▸ **Task brief**
Spot each line in the records below where the word "title" occurs, then copy it.

[Data tied to figure images]
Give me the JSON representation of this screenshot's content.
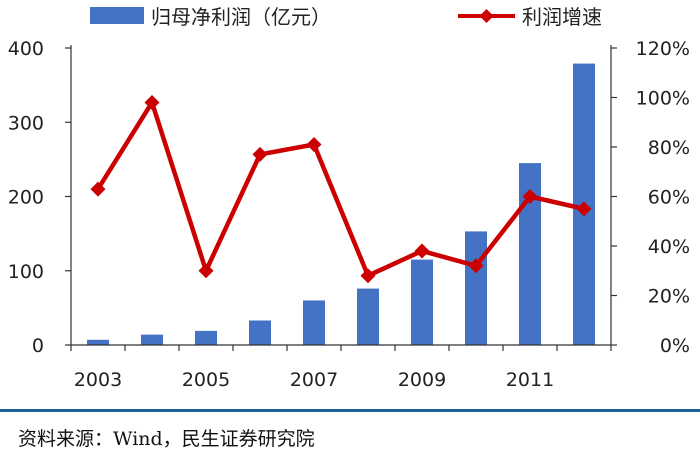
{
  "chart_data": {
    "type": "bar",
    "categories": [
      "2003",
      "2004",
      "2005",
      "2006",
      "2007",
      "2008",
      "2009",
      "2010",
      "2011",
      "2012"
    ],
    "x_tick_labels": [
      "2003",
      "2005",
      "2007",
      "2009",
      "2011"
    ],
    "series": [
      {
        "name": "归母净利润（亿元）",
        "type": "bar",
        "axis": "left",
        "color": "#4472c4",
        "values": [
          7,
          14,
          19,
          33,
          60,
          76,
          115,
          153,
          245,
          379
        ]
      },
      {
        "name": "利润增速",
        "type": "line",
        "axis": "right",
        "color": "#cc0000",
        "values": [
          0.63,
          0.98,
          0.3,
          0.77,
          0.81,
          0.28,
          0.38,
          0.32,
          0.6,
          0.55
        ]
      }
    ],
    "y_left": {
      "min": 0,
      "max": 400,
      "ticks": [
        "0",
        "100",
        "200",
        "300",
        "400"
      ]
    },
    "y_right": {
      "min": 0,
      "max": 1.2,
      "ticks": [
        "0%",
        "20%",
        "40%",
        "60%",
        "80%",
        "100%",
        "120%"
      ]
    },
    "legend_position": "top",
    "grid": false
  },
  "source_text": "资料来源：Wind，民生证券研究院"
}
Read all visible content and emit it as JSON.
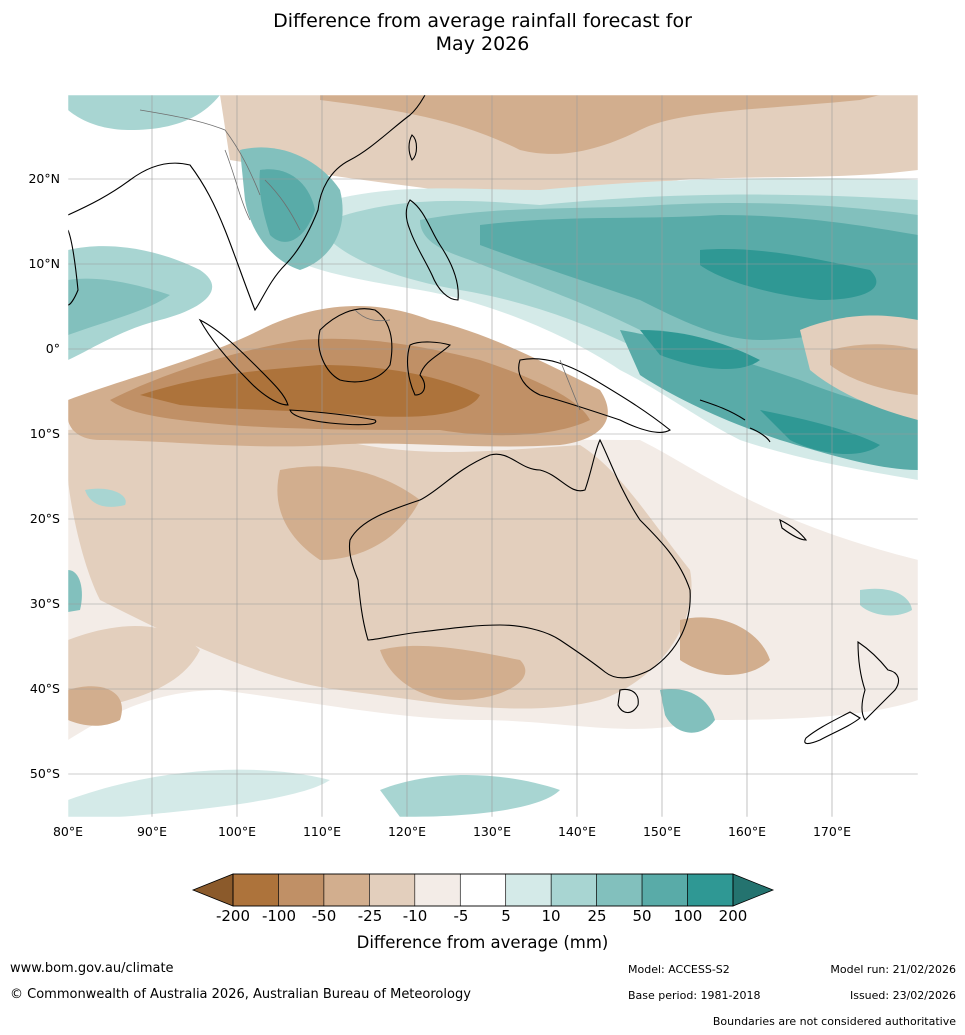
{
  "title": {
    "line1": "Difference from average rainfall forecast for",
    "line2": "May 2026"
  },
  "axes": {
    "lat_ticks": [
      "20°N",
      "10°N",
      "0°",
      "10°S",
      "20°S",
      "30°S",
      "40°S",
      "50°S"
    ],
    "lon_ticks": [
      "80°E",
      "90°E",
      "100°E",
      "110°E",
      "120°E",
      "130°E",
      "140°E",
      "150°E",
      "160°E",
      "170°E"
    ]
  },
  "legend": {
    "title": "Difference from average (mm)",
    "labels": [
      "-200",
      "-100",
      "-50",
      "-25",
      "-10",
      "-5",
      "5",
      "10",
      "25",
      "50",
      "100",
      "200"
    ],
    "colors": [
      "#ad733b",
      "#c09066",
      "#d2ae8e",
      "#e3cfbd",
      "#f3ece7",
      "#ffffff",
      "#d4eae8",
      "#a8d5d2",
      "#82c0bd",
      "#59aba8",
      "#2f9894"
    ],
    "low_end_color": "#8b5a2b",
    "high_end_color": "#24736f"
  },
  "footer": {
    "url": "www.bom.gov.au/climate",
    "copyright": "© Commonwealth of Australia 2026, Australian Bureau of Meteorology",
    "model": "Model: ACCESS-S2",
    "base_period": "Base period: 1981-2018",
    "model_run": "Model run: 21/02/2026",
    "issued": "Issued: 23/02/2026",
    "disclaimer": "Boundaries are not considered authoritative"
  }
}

▸ **Response to the task**
  "title": {
    "title": "Difference from average (mm)",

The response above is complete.